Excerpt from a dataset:
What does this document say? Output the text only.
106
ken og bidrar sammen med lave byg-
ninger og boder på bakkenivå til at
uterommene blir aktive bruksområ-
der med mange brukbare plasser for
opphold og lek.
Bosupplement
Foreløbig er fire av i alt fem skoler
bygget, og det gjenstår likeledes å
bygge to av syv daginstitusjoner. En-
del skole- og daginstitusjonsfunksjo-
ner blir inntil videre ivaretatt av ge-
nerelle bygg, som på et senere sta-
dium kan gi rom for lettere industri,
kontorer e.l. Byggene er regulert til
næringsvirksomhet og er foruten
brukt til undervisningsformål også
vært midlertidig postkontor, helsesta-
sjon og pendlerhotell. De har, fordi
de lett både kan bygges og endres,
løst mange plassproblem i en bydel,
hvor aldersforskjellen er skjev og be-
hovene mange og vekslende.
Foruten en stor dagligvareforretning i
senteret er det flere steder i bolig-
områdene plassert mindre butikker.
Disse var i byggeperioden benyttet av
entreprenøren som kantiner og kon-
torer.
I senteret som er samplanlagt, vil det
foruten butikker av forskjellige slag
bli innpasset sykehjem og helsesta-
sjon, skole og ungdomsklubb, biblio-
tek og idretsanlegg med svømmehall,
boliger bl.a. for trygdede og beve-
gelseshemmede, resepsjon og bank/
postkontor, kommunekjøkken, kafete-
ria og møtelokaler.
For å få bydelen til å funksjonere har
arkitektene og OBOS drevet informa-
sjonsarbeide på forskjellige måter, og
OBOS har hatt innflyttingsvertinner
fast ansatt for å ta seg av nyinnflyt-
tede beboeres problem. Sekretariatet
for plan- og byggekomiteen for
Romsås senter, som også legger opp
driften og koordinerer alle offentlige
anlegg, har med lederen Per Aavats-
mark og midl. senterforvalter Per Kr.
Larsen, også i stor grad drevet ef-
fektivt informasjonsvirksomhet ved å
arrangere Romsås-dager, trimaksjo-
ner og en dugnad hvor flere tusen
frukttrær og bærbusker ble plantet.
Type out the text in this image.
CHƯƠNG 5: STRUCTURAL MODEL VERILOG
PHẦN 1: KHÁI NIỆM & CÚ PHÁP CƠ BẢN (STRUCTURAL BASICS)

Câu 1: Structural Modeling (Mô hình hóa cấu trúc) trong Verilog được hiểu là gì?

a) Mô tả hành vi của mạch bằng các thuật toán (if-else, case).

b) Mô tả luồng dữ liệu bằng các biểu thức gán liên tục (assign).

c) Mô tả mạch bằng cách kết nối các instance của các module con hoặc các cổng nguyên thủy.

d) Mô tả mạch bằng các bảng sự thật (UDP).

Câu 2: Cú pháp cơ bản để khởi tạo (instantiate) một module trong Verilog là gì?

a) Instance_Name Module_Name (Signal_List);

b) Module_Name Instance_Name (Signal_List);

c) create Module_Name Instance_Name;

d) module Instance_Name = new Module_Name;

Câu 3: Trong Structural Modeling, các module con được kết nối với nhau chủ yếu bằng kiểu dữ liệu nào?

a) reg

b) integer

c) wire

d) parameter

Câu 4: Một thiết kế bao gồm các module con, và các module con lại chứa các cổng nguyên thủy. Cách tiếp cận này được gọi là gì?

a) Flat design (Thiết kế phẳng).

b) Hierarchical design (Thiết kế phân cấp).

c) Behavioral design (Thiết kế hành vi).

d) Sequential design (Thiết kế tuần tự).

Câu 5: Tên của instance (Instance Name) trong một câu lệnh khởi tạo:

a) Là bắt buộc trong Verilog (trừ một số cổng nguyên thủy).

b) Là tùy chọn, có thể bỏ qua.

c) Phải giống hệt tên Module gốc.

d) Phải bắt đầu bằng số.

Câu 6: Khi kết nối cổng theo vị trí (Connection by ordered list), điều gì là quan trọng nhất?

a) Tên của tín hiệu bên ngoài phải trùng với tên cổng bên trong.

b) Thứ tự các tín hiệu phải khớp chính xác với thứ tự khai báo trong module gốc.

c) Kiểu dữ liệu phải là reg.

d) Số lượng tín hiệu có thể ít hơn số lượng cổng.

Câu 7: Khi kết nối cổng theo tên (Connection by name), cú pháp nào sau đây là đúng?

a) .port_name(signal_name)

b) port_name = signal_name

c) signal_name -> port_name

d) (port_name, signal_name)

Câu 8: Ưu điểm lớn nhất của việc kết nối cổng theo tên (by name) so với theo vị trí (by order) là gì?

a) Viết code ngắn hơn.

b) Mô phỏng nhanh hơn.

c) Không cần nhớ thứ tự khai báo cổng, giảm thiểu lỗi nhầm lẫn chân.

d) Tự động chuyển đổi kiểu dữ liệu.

__The task__.
Output the line containing "Type out the text in this image." and all lines after it to the end of the records, exactly as given.

__Reply__.
Type out the text in this image.
CHƯƠNG 5: STRUCTURAL MODEL VERILOG
PHẦN 1: KHÁI NIỆM & CÚ PHÁP CƠ BẢN (STRUCTURAL BASICS)

Câu 1: Structural Modeling (Mô hình hóa cấu trúc) trong Verilog được hiểu là gì?

a) Mô tả hành vi của mạch bằng các thuật toán (if-else, case).

b) Mô tả luồng dữ liệu bằng các biểu thức gán liên tục (assign).

c) Mô tả mạch bằng cách kết nối các instance của các module con hoặc các cổng nguyên thủy.

d) Mô tả mạch bằng các bảng sự thật (UDP).

Câu 2: Cú pháp cơ bản để khởi tạo (instantiate) một module trong Verilog là gì?

a) Instance_Name Module_Name (Signal_List);

b) Module_Name Instance_Name (Signal_List);

c) create Module_Name Instance_Name;

d) module Instance_Name = new Module_Name;

Câu 3: Trong Structural Modeling, các module con được kết nối với nhau chủ yếu bằng kiểu dữ liệu nào?

a) reg

b) integer

c) wire

d) parameter

Câu 4: Một thiết kế bao gồm các module con, và các module con lại chứa các cổng nguyên thủy. Cách tiếp cận này được gọi là gì?

a) Flat design (Thiết kế phẳng).

b) Hierarchical design (Thiết kế phân cấp).

c) Behavioral design (Thiết kế hành vi).

d) Sequential design (Thiết kế tuần tự).

Câu 5: Tên của instance (Instance Name) trong một câu lệnh khởi tạo:

a) Là bắt buộc trong Verilog (trừ một số cổng nguyên thủy).

b) Là tùy chọn, có thể bỏ qua.

c) Phải giống hệt tên Module gốc.

d) Phải bắt đầu bằng số.

Câu 6: Khi kết nối cổng theo vị trí (Connection by ordered list), điều gì là quan trọng nhất?

a) Tên của tín hiệu bên ngoài phải trùng với tên cổng bên trong.

b) Thứ tự các tín hiệu phải khớp chính xác với thứ tự khai báo trong module gốc.

c) Kiểu dữ liệu phải là reg.

d) Số lượng tín hiệu có thể ít hơn số lượng cổng.

Câu 7: Khi kết nối cổng theo tên (Connection by name), cú pháp nào sau đây là đúng?

a) .port_name(signal_name)

b) port_name = signal_name

c) signal_name -> port_name

d) (port_name, signal_name)

Câu 8: Ưu điểm lớn nhất của việc kết nối cổng theo tên (by name) so với theo vị trí (by order) là gì?

a) Viết code ngắn hơn.

b) Mô phỏng nhanh hơn.

c) Không cần nhớ thứ tự khai báo cổng, giảm thiểu lỗi nhầm lẫn chân.

d) Tự động chuyển đổi kiểu dữ liệu.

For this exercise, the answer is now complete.